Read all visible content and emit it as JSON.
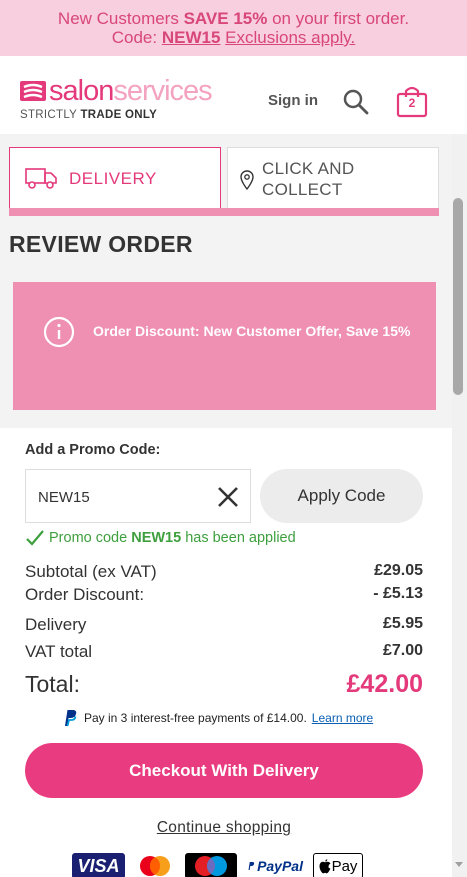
{
  "promo_banner": {
    "line1_pre": "New Customers ",
    "line1_bold": "SAVE 15%",
    "line1_post": " on your first order.",
    "line2_pre": "Code: ",
    "line2_code": "NEW15",
    "line2_link": "Exclusions apply."
  },
  "header": {
    "logo_part1": "salon",
    "logo_part2": "services",
    "tagline_pre": "STRICTLY ",
    "tagline_bold": "TRADE ONLY",
    "sign_in": "Sign in",
    "bag_count": "2"
  },
  "tabs": {
    "delivery": "DELIVERY",
    "collect": "CLICK AND COLLECT"
  },
  "review_title": "REVIEW ORDER",
  "notice": "Order Discount: New Customer Offer, Save 15%",
  "promo": {
    "label": "Add a Promo Code:",
    "value": "NEW15",
    "apply_label": "Apply Code",
    "applied_pre": "Promo code ",
    "applied_code": "NEW15",
    "applied_post": " has been applied"
  },
  "summary": {
    "subtotal_label": "Subtotal (ex VAT)",
    "subtotal_value": "£29.05",
    "discount_label": "Order Discount:",
    "discount_value": "- £5.13",
    "delivery_label": "Delivery",
    "delivery_value": "£5.95",
    "vat_label": "VAT total",
    "vat_value": "£7.00",
    "total_label": "Total:",
    "total_value": "£42.00"
  },
  "paypal": {
    "text": "Pay in 3 interest-free payments of £14.00.",
    "learn_more": "Learn more"
  },
  "checkout_label": "Checkout With Delivery",
  "continue_label": "Continue shopping",
  "payment_logos": {
    "visa": "VISA",
    "paypal": "PayPal",
    "apple_pay": "Pay"
  },
  "colors": {
    "brand_pink": "#e4397a",
    "banner_bg": "#f8cfde",
    "notice_bg": "#ef8fb1",
    "success_green": "#3e9f3e"
  }
}
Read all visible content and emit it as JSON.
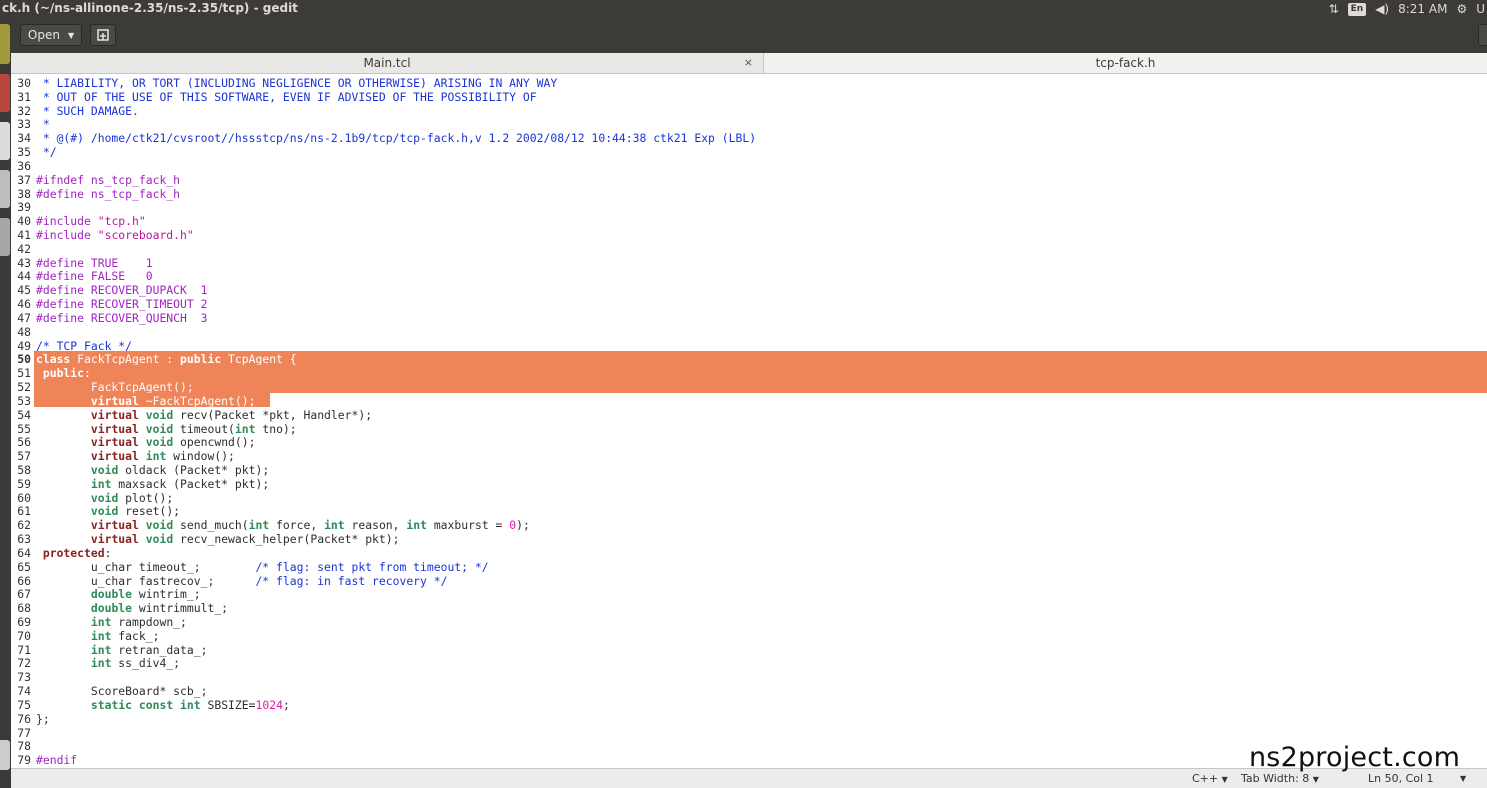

TASK DETAILS: From the material above, reproduce everything verbatim except the pictures.

EXERCISE SOLUTION:
Read all visible content and emit it as JSON.
{
  "promo_banner": {
    "line1_pre": "New Customers ",
    "line1_bold": "SAVE 15%",
    "line1_post": " on your first order.",
    "line2_pre": "Code: ",
    "line2_code": "NEW15",
    "line2_link": "Exclusions apply."
  },
  "header": {
    "logo_part1": "salon",
    "logo_part2": "services",
    "tagline_pre": "STRICTLY ",
    "tagline_bold": "TRADE ONLY",
    "sign_in": "Sign in",
    "bag_count": "2"
  },
  "tabs": {
    "delivery": "DELIVERY",
    "collect": "CLICK AND COLLECT"
  },
  "review_title": "REVIEW ORDER",
  "notice": "Order Discount: New Customer Offer, Save 15%",
  "promo": {
    "label": "Add a Promo Code:",
    "value": "NEW15",
    "apply_label": "Apply Code",
    "applied_pre": "Promo code ",
    "applied_code": "NEW15",
    "applied_post": " has been applied"
  },
  "summary": {
    "subtotal_label": "Subtotal (ex VAT)",
    "subtotal_value": "£29.05",
    "discount_label": "Order Discount:",
    "discount_value": "- £5.13",
    "delivery_label": "Delivery",
    "delivery_value": "£5.95",
    "vat_label": "VAT total",
    "vat_value": "£7.00",
    "total_label": "Total:",
    "total_value": "£42.00"
  },
  "paypal": {
    "text": "Pay in 3 interest-free payments of £14.00.",
    "learn_more": "Learn more"
  },
  "checkout_label": "Checkout With Delivery",
  "continue_label": "Continue shopping",
  "payment_logos": {
    "visa": "VISA",
    "paypal": "PayPal",
    "apple_pay": "Pay"
  },
  "colors": {
    "brand_pink": "#e4397a",
    "banner_bg": "#f8cfde",
    "notice_bg": "#ef8fb1",
    "success_green": "#3e9f3e"
  }
}
Read all visible content and emit it as JSON.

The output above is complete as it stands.